Among the lines below, list those containing the string "Graphite".

Items>
+ + +

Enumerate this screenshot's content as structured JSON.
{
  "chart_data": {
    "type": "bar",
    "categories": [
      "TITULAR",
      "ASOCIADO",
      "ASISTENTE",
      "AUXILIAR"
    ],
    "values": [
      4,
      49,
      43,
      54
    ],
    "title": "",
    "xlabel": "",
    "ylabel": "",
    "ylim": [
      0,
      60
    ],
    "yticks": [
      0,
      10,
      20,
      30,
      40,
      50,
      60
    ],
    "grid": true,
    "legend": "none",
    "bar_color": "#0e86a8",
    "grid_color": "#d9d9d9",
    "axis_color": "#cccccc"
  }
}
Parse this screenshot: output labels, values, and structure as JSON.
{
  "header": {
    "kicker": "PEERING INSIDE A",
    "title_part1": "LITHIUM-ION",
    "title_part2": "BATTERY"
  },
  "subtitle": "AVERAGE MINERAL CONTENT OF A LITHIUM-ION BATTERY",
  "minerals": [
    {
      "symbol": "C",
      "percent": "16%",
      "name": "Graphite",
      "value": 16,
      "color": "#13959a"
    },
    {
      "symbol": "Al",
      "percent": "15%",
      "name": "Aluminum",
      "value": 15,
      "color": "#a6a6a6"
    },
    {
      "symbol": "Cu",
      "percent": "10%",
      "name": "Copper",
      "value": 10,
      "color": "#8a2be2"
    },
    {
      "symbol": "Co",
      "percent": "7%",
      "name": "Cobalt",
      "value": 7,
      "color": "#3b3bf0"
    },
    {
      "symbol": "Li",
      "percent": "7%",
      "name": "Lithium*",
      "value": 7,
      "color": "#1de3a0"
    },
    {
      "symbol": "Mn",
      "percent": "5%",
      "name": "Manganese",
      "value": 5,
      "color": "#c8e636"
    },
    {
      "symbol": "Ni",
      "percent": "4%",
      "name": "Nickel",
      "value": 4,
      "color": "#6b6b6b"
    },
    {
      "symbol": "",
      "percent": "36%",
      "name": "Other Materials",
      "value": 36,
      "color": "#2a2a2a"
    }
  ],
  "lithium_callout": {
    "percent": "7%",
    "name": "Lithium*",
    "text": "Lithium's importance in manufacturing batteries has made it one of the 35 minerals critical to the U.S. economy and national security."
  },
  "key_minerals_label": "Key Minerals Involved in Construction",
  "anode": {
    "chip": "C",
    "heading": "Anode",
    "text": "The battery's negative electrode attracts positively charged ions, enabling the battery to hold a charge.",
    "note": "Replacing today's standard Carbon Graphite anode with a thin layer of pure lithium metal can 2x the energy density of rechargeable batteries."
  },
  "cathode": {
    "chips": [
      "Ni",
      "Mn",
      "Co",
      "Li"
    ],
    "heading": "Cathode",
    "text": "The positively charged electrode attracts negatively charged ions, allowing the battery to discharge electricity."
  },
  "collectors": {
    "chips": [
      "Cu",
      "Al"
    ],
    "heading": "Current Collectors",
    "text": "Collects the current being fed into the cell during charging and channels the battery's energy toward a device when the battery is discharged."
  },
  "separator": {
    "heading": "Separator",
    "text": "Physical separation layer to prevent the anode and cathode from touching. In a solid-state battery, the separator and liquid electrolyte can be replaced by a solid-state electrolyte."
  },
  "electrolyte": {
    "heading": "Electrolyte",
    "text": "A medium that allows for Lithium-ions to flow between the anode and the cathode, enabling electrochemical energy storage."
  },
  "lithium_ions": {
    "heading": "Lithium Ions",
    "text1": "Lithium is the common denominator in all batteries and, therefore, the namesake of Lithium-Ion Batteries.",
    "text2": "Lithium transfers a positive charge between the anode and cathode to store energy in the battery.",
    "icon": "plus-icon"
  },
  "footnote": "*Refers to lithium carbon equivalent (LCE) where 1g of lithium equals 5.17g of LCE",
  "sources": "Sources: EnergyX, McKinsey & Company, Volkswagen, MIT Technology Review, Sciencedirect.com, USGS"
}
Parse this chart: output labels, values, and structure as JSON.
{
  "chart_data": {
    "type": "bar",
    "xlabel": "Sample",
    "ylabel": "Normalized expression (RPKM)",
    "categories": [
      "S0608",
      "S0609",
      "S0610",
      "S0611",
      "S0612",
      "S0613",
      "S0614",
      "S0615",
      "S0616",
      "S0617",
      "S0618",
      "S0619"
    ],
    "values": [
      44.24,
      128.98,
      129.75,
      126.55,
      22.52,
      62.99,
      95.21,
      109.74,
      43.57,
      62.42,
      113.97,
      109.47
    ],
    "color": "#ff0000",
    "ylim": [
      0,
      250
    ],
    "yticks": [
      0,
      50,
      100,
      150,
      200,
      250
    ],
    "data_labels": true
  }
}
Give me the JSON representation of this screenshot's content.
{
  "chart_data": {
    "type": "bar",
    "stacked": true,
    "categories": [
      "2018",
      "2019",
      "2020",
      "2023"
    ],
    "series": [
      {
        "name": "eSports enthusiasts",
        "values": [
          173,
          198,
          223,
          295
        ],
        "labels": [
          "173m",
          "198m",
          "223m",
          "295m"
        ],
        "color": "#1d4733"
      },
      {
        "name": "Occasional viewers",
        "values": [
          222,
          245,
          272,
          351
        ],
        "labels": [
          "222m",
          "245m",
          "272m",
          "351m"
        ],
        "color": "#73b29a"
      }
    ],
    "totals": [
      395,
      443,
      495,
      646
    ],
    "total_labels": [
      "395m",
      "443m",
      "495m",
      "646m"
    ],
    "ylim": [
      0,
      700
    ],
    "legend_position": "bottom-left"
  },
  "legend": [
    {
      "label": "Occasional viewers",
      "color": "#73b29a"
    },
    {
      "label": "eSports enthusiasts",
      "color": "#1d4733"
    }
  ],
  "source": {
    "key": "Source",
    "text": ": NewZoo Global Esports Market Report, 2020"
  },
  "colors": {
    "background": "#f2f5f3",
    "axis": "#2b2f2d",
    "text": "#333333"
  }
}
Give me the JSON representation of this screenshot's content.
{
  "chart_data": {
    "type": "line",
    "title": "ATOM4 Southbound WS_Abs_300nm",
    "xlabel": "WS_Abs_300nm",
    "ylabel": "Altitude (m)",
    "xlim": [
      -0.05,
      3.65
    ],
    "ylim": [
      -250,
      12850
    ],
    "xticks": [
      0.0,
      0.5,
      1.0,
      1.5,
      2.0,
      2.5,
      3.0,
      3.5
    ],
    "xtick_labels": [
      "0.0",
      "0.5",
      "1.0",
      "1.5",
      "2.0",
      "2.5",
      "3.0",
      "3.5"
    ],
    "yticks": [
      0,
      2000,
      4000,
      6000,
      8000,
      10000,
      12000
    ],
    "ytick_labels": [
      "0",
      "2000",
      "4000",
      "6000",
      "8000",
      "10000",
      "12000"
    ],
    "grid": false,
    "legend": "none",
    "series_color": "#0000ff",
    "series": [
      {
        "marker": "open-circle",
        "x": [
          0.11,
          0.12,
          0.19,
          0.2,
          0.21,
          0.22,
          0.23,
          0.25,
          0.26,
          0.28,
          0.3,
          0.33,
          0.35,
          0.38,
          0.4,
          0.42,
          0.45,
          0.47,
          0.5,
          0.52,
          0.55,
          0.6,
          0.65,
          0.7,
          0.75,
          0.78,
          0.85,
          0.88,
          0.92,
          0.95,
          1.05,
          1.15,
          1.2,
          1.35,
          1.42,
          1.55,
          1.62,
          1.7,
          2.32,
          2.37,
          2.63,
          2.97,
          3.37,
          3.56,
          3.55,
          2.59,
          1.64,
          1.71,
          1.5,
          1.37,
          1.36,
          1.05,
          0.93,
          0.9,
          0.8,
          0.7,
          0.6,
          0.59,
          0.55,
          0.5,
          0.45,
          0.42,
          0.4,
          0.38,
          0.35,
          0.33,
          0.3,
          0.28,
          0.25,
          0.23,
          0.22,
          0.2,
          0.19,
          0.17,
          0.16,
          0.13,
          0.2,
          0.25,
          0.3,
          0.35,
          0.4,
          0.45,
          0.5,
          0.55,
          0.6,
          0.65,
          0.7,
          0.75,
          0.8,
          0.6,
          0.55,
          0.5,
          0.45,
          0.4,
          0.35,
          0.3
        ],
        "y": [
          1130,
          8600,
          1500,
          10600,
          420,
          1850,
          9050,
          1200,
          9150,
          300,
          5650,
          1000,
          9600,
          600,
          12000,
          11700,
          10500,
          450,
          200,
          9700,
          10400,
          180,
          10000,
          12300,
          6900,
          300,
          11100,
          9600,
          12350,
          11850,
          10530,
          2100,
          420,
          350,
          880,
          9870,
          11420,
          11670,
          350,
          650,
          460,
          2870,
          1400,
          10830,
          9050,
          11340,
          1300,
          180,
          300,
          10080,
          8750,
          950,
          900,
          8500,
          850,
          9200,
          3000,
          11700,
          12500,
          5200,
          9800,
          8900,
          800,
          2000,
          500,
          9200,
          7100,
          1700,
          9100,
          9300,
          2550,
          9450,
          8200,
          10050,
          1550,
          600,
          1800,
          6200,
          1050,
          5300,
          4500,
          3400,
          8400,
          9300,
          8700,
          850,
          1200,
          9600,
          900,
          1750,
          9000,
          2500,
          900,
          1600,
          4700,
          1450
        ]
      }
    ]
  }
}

+ + +

Final answer>
      "name": "Graphite",
    "note": "Replacing today's standard Carbon Graphite anode with a thin layer of pure lithium metal can 2x the energy density of rechargeable batteries."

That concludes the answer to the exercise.